§ **Work instructions**: Your task is to return the line containing "Decode this image" plus every line after it, exactly and with nothing added.

§ **Records to process**:
※

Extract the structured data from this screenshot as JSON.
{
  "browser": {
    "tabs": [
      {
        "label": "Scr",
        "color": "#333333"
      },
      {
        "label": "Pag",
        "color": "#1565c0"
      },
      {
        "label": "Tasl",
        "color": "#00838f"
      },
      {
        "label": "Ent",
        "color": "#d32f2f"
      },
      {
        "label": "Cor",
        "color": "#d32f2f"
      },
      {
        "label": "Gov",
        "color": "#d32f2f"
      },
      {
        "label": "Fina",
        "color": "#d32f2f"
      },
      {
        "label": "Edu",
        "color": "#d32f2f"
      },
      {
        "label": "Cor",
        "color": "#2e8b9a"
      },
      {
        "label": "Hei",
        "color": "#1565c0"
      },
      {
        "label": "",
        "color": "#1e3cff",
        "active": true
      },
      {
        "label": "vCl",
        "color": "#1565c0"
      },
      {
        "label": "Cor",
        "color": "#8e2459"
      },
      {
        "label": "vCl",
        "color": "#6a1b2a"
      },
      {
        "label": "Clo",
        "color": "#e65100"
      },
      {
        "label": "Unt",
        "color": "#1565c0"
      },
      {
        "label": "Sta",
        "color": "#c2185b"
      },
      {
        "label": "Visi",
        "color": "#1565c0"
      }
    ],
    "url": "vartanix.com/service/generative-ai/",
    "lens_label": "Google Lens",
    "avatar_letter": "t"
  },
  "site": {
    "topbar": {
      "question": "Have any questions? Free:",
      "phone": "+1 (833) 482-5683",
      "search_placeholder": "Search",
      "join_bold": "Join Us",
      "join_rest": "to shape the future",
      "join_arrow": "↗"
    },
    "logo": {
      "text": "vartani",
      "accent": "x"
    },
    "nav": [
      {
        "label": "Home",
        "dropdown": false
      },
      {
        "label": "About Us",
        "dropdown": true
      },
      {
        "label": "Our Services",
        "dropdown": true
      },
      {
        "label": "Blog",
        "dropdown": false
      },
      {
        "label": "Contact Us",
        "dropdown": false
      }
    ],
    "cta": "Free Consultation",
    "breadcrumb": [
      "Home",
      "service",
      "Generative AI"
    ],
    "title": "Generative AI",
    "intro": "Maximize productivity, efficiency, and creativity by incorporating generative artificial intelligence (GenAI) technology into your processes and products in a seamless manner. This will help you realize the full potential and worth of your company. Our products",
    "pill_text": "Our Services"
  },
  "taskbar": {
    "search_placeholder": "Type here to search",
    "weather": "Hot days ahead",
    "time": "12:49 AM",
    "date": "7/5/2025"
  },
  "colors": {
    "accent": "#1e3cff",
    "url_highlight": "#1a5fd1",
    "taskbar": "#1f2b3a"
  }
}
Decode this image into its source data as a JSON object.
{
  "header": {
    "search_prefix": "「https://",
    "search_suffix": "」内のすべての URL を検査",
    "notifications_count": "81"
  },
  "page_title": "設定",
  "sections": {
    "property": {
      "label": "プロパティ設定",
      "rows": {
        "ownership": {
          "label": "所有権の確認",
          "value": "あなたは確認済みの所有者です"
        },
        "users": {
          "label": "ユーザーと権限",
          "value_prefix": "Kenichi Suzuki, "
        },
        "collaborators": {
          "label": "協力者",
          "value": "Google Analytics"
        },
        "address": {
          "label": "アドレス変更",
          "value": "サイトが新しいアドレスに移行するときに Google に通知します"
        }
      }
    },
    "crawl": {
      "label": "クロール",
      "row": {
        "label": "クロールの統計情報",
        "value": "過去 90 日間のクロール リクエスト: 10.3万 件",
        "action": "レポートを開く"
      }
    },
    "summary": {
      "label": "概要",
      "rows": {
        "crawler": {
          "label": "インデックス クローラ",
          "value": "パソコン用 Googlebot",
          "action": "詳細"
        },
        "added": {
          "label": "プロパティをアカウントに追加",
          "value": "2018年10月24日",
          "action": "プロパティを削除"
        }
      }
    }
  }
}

※

§ **Reply**:
Decode this image into its source data as a JSON object.
{
  "header": {
    "search_prefix": "「https://",
    "search_suffix": "」内のすべての URL を検査",
    "notifications_count": "81"
  },
  "page_title": "設定",
  "sections": {
    "property": {
      "label": "プロパティ設定",
      "rows": {
        "ownership": {
          "label": "所有権の確認",
          "value": "あなたは確認済みの所有者です"
        },
        "users": {
          "label": "ユーザーと権限",
          "value_prefix": "Kenichi Suzuki, "
        },
        "collaborators": {
          "label": "協力者",
          "value": "Google Analytics"
        },
        "address": {
          "label": "アドレス変更",
          "value": "サイトが新しいアドレスに移行するときに Google に通知します"
        }
      }
    },
    "crawl": {
      "label": "クロール",
      "row": {
        "label": "クロールの統計情報",
        "value": "過去 90 日間のクロール リクエスト: 10.3万 件",
        "action": "レポートを開く"
      }
    },
    "summary": {
      "label": "概要",
      "rows": {
        "crawler": {
          "label": "インデックス クローラ",
          "value": "パソコン用 Googlebot",
          "action": "詳細"
        },
        "added": {
          "label": "プロパティをアカウントに追加",
          "value": "2018年10月24日",
          "action": "プロパティを削除"
        }
      }
    }
  }
}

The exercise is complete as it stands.